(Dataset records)
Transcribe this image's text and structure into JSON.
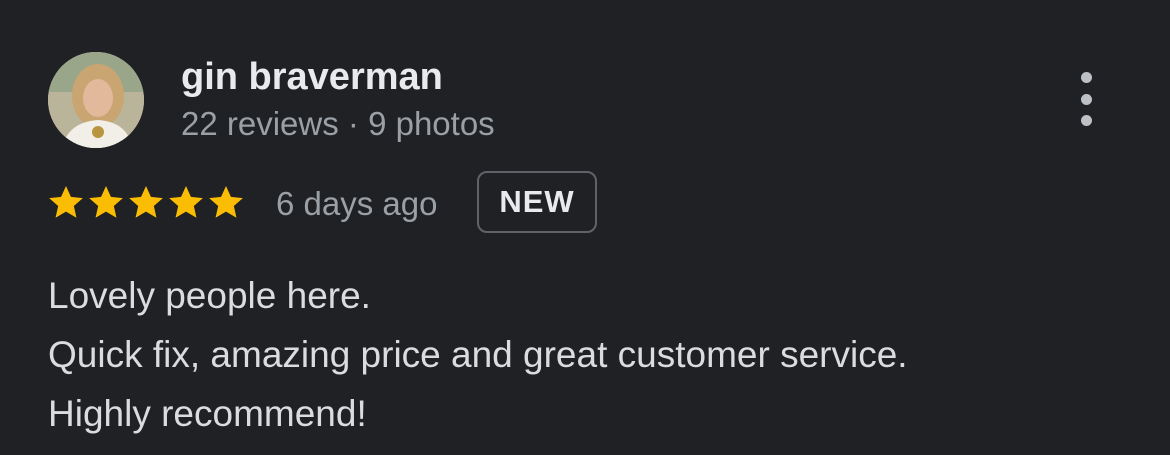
{
  "reviewer": {
    "name": "gin braverman",
    "reviews_count": "22 reviews",
    "separator": "·",
    "photos_count": "9 photos"
  },
  "rating": {
    "value": 5,
    "max": 5,
    "star_color": "#fbbc04"
  },
  "review": {
    "date": "6 days ago",
    "badge": "NEW",
    "lines": [
      "Lovely people here.",
      "Quick fix, amazing price and great customer service.",
      "Highly recommend!"
    ]
  },
  "icons": {
    "more": "more-vert-icon",
    "star": "star-icon"
  }
}
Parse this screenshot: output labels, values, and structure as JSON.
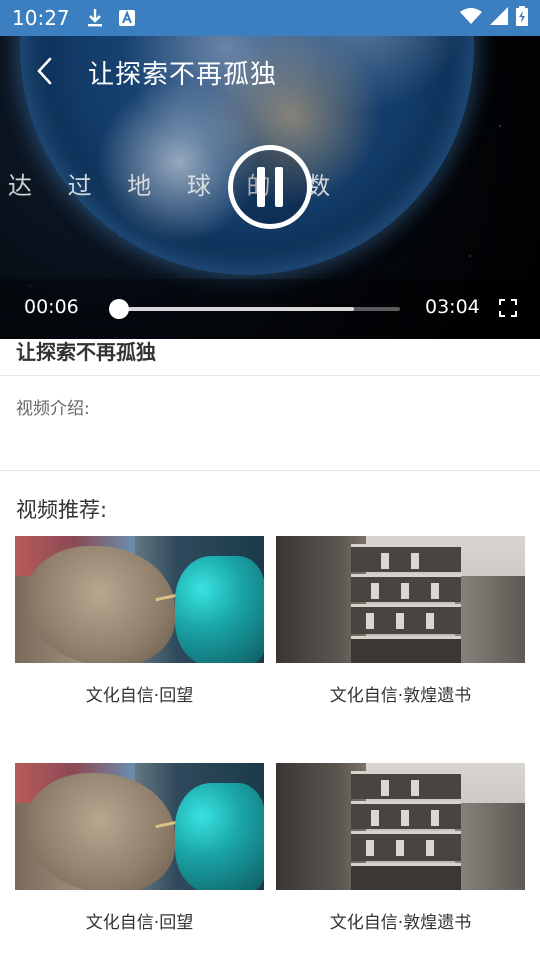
{
  "status_bar": {
    "time": "10:27",
    "icons": [
      "download-icon",
      "text-a-icon",
      "wifi-icon",
      "signal-icon",
      "battery-icon"
    ],
    "background": "#3b7fc0"
  },
  "player": {
    "title": "让探索不再孤独",
    "subtitle": "达 过 地 球 的   数",
    "current_time": "00:06",
    "total_time": "03:04",
    "progress_fraction": 0.03,
    "buffered_fraction": 0.84,
    "state": "playing"
  },
  "content": {
    "title": "让探索不再孤独",
    "intro_label": "视频介绍:"
  },
  "recommendations": {
    "header": "视频推荐:",
    "items": [
      {
        "label": "文化自信·回望",
        "thumbnail": "buddha-restoration"
      },
      {
        "label": "文化自信·敦煌遗书",
        "thumbnail": "cave-temple"
      },
      {
        "label": "文化自信·回望",
        "thumbnail": "buddha-restoration"
      },
      {
        "label": "文化自信·敦煌遗书",
        "thumbnail": "cave-temple"
      }
    ]
  }
}
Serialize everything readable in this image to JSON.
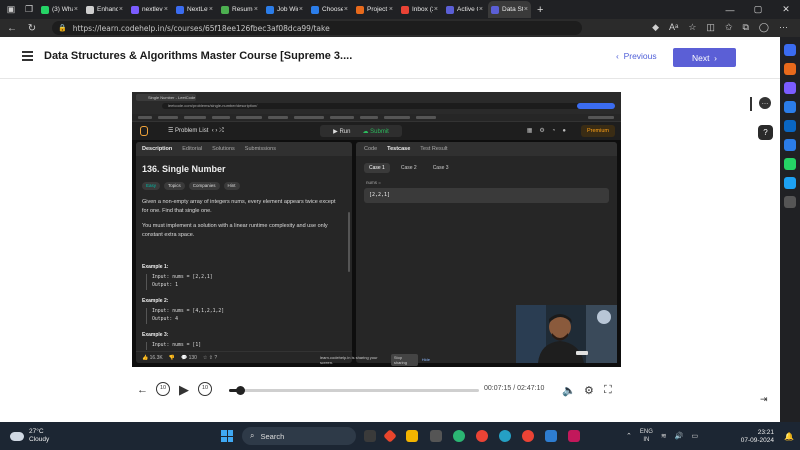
{
  "browser": {
    "tabs": [
      {
        "label": "(3) What",
        "color": "#25d366"
      },
      {
        "label": "Enhanc",
        "color": "#cfcfcf"
      },
      {
        "label": "nextlev",
        "color": "#7b5cff"
      },
      {
        "label": "NextLev",
        "color": "#3b6cf0"
      },
      {
        "label": "Resume",
        "color": "#4caf50"
      },
      {
        "label": "Job Wir",
        "color": "#2b7de9"
      },
      {
        "label": "Choose",
        "color": "#2b7de9"
      },
      {
        "label": "Project",
        "color": "#e86a1c"
      },
      {
        "label": "Inbox (2",
        "color": "#ea4335"
      },
      {
        "label": "Active C",
        "color": "#5b5fd6"
      },
      {
        "label": "Data Stru",
        "color": "#5b5fd6"
      }
    ],
    "url": "https://learn.codehelp.in/s/courses/65f18ee126fbec3af08dca99/take"
  },
  "header": {
    "course_title": "Data Structures & Algorithms Master Course [Supreme 3....",
    "previous_label": "Previous",
    "next_label": "Next"
  },
  "video": {
    "tab_title": "Single Number - LeetCode",
    "url": "leetcode.com/problems/single-number/description/",
    "problem_list_label": "Problem List",
    "run_label": "Run",
    "submit_label": "Submit",
    "premium_label": "Premium",
    "left_tabs": [
      "Description",
      "Editorial",
      "Solutions",
      "Submissions"
    ],
    "problem_title": "136. Single Number",
    "chips": [
      "Easy",
      "Topics",
      "Companies",
      "Hint"
    ],
    "desc1": "Given a non-empty array of integers nums, every element appears twice except for one. Find that single one.",
    "desc2": "You must implement a solution with a linear runtime complexity and use only constant extra space.",
    "example1_title": "Example 1:",
    "example1_body": [
      "Input: nums = [2,2,1]",
      "Output: 1"
    ],
    "example2_title": "Example 2:",
    "example2_body": [
      "Input: nums = [4,1,2,1,2]",
      "Output: 4"
    ],
    "example3_title": "Example 3:",
    "example3_body": [
      "Input: nums = [1]"
    ],
    "likes": "16.3K",
    "comments": "130",
    "right_tabs": [
      "Code",
      "Testcase",
      "Test Result"
    ],
    "cases": [
      "Case 1",
      "Case 2",
      "Case 3"
    ],
    "nums_label": "nums =",
    "nums_value": "[2,2,1]",
    "share_text": "learn.codehelp.in is sharing your screen.",
    "stop_label": "Stop sharing",
    "hide_label": "Hide"
  },
  "player": {
    "rewind_label": "10",
    "forward_label": "10",
    "current_time": "00:07:15",
    "separator": "/",
    "total_time": "02:47:10",
    "progress_fraction": 0.043
  },
  "taskbar": {
    "temperature": "27°C",
    "weather": "Cloudy",
    "search_label": "Search",
    "lang1": "ENG",
    "lang2": "IN",
    "time": "23:21",
    "date": "07-09-2024"
  }
}
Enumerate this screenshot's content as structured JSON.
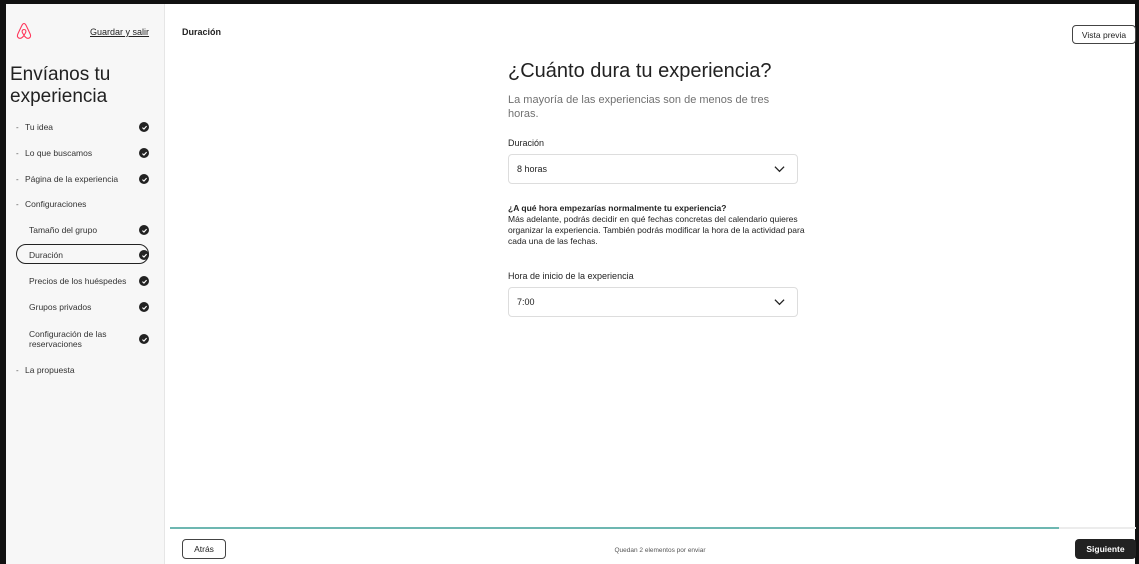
{
  "sidebar": {
    "save_exit": "Guardar y salir",
    "title": "Envíanos tu experiencia",
    "sections": [
      {
        "label": "Tu idea",
        "bullet": "-",
        "completed": true
      },
      {
        "label": "Lo que buscamos",
        "bullet": "-",
        "completed": true
      },
      {
        "label": "Página de la experiencia",
        "bullet": "-",
        "completed": true
      },
      {
        "label": "Configuraciones",
        "bullet": "-",
        "completed": false
      },
      {
        "label": "La propuesta",
        "bullet": "-",
        "completed": false
      }
    ],
    "sub_items": [
      {
        "label": "Tamaño del grupo",
        "completed": true
      },
      {
        "label": "Duración",
        "completed": true,
        "active": true
      },
      {
        "label": "Precios de los huéspedes",
        "completed": true
      },
      {
        "label": "Grupos privados",
        "completed": true
      },
      {
        "label": "Configuración de las reservaciones",
        "completed": true
      }
    ]
  },
  "header": {
    "page_title": "Duración",
    "preview_button": "Vista previa"
  },
  "main": {
    "heading": "¿Cuánto dura tu experiencia?",
    "subheading": "La mayoría de las experiencias son de menos de tres horas.",
    "duration": {
      "label": "Duración",
      "value": "8 horas"
    },
    "question_title": "¿A qué hora empezarías normalmente tu experiencia?",
    "question_desc": "Más adelante, podrás decidir en qué fechas concretas del calendario quieres organizar la experiencia. También podrás modificar la hora de la actividad para cada una de las fechas.",
    "start_time": {
      "label": "Hora de inicio de la experiencia",
      "value": "7:00"
    }
  },
  "footer": {
    "back_button": "Atrás",
    "pending_text": "Quedan 2 elementos por enviar",
    "next_button": "Siguiente",
    "progress_fraction": 0.92
  },
  "colors": {
    "accent": "#6db7b1",
    "dark": "#222222",
    "muted": "#717171"
  },
  "icons": {
    "logo": "airbnb-logo-icon",
    "check": "check-circle-icon",
    "chevron": "chevron-down-icon"
  }
}
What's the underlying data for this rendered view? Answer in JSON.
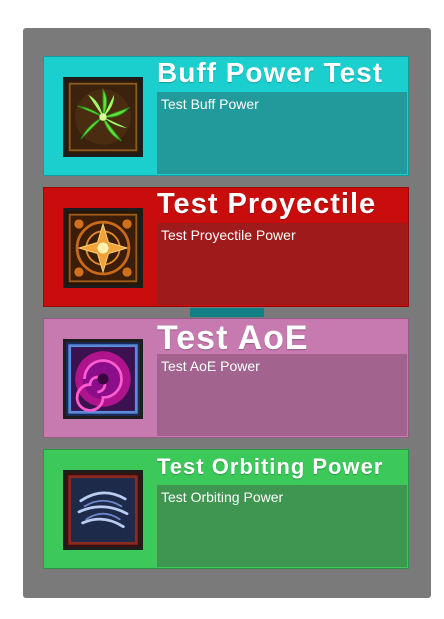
{
  "cards": [
    {
      "title": "Buff Power Test",
      "description": "Test Buff Power",
      "icon": "green-leaf-icon",
      "colors": {
        "background": "#1ccfcf",
        "desc_box": "#229a9c"
      }
    },
    {
      "title": "Test Proyectile",
      "description": "Test Proyectile Power",
      "icon": "orange-star-burst-icon",
      "colors": {
        "background": "#c90c0c",
        "desc_box": "#9f1b1b"
      }
    },
    {
      "title": "Test AoE",
      "description": "Test AoE Power",
      "icon": "purple-vortex-icon",
      "colors": {
        "background": "#c77ab0",
        "desc_box": "#a2638e"
      }
    },
    {
      "title": "Test Orbiting Power",
      "description": "Test Orbiting Power",
      "icon": "blue-whirlwind-icon",
      "colors": {
        "background": "#3cc95a",
        "desc_box": "#3e9650"
      }
    }
  ]
}
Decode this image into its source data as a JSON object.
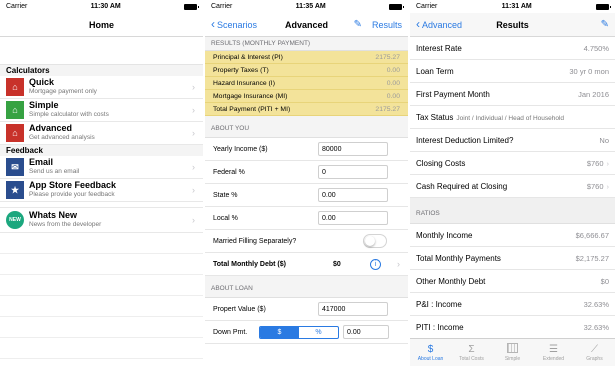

WHAT IS NEEDED: Search the lines above for the string "JSON" and copy each line that has it.

SOLUTION TO THIS TASK:
Transcribe this image's text and structure into JSON.
Parse this screenshot: output labels, values, and structure as JSON.
Serialize everything readable in this image to JSON.
Enumerate this screenshot's content as structured JSON.
What's the underlying data for this rendered view? Answer in JSON.
Decode this image into its source data as a JSON object.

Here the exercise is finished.